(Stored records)
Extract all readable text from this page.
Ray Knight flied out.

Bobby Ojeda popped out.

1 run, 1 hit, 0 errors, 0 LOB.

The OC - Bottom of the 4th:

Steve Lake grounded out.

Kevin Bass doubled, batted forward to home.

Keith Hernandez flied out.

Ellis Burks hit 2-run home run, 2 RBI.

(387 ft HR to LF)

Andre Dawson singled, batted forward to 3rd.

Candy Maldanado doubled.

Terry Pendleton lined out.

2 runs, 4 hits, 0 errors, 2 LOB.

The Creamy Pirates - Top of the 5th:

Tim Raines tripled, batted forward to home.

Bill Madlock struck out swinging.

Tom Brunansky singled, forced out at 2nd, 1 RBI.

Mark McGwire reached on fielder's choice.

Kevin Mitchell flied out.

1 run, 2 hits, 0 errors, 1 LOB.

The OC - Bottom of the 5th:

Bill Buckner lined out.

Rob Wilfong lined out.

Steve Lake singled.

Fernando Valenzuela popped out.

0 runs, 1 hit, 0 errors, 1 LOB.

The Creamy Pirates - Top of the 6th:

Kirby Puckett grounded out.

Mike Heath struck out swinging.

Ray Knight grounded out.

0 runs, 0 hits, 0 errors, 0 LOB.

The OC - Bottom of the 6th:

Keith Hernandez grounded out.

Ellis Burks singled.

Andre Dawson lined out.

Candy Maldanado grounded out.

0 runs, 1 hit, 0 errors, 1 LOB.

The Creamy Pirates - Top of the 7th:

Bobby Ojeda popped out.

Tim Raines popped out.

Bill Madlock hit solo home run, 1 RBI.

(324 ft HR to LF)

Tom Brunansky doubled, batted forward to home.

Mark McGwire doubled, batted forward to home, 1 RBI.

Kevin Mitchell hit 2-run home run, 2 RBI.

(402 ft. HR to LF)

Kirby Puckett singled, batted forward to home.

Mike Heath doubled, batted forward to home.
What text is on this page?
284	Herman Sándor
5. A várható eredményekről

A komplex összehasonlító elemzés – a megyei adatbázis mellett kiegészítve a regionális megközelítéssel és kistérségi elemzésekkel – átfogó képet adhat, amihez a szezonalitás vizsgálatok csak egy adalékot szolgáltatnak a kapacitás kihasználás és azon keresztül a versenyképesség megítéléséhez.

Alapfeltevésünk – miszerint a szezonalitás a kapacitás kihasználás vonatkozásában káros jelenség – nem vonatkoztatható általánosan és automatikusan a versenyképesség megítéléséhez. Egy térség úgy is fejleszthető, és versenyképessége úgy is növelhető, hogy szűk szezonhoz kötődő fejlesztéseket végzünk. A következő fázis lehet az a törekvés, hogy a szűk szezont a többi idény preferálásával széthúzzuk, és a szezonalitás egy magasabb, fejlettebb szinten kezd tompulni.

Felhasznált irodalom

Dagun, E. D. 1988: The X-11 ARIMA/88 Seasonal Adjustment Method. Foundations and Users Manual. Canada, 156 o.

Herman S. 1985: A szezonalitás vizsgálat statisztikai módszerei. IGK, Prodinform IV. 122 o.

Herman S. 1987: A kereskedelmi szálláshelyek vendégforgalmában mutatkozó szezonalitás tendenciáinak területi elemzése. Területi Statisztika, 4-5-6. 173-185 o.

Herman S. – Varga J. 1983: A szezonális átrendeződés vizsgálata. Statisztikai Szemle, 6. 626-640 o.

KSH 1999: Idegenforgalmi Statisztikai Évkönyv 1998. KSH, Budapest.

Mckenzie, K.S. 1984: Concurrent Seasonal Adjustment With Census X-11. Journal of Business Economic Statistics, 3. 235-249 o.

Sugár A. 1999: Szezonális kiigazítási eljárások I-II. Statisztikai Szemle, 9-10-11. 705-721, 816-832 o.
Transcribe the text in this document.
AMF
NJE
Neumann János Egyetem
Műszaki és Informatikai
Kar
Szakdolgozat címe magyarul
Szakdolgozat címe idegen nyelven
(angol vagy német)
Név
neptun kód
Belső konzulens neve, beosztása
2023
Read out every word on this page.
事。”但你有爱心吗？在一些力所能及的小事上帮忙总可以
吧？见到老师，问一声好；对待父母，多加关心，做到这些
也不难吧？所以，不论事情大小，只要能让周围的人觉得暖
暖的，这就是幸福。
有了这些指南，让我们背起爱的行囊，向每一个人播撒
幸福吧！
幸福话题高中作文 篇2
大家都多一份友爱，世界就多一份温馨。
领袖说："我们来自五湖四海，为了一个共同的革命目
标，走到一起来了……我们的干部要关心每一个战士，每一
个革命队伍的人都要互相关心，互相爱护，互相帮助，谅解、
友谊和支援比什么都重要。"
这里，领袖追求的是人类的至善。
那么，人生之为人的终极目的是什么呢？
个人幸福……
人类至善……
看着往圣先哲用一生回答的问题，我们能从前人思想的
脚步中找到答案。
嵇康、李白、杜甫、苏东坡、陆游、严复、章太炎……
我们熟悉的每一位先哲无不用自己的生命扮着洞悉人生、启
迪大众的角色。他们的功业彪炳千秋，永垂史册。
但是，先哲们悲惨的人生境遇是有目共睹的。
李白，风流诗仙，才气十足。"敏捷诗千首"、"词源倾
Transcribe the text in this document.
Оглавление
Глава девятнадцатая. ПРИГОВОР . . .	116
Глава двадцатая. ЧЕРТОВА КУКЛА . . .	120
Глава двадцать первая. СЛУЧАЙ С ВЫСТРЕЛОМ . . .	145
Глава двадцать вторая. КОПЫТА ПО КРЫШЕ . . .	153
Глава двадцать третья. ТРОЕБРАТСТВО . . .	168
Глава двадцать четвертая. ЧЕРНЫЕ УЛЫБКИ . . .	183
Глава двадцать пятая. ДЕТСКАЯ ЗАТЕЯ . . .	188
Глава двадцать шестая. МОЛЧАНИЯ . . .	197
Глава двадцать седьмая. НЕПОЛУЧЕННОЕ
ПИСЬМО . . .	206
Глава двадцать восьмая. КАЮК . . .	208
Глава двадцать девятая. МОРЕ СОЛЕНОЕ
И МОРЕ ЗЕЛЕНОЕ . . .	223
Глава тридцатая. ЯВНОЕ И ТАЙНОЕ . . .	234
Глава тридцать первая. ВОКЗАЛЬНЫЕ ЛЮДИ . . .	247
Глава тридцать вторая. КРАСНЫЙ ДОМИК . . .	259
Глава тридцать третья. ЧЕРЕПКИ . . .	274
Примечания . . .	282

TASK DIRECTIONS: The required answer is a single number: the count of lines in the entries that hold the string "Creamy".

RESULT OF THIS TASK: 3